## Written request:
Copy every line that mentions the word "icon".

## The input:
....................

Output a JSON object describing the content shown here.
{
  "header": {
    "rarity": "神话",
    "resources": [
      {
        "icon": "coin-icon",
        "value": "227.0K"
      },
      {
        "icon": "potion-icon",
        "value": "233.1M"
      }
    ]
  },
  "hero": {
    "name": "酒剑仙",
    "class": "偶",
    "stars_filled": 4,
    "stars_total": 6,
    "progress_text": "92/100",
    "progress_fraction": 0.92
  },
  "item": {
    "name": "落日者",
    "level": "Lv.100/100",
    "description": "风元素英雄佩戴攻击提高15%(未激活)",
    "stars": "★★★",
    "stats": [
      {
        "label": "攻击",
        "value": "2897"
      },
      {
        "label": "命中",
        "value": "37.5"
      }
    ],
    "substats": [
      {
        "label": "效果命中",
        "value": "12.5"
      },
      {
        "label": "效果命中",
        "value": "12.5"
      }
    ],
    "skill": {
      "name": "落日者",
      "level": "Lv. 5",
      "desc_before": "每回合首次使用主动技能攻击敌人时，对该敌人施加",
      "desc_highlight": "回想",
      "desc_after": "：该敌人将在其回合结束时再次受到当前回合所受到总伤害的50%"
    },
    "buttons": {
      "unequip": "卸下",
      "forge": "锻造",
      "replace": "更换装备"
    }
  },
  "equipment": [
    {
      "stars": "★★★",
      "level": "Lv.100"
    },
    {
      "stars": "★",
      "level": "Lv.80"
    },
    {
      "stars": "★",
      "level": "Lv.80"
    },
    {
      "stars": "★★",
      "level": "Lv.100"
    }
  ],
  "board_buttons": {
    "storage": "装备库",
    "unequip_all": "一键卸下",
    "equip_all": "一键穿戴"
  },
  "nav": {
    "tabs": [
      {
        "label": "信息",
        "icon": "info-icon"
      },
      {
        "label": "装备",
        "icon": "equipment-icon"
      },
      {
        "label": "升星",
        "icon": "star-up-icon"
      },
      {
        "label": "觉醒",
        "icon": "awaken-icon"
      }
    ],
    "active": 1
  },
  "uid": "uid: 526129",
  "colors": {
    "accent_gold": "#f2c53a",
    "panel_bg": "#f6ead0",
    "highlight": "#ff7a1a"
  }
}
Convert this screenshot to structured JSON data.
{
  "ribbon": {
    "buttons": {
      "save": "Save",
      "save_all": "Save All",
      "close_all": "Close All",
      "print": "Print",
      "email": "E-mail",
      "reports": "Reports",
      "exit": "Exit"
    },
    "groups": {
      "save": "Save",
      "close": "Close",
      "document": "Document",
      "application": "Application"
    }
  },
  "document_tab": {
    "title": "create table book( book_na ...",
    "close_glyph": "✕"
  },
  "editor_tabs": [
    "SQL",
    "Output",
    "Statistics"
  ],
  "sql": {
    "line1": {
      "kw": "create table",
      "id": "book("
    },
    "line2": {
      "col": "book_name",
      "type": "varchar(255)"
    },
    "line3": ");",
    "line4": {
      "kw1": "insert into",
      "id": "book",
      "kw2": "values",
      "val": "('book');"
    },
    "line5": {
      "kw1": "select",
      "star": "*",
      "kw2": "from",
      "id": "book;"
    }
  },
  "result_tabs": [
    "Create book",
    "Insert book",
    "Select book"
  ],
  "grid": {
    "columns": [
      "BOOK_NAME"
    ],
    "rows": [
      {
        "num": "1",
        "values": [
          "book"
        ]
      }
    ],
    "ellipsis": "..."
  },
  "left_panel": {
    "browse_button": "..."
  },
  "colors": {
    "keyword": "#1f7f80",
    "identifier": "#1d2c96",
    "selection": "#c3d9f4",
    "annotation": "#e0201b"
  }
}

....................

## Answer to this problem:
        "icon": "coin-icon",
        "icon": "potion-icon",
        "icon": "info-icon"
        "icon": "equipment-icon"
        "icon": "star-up-icon"
        "icon": "awaken-icon"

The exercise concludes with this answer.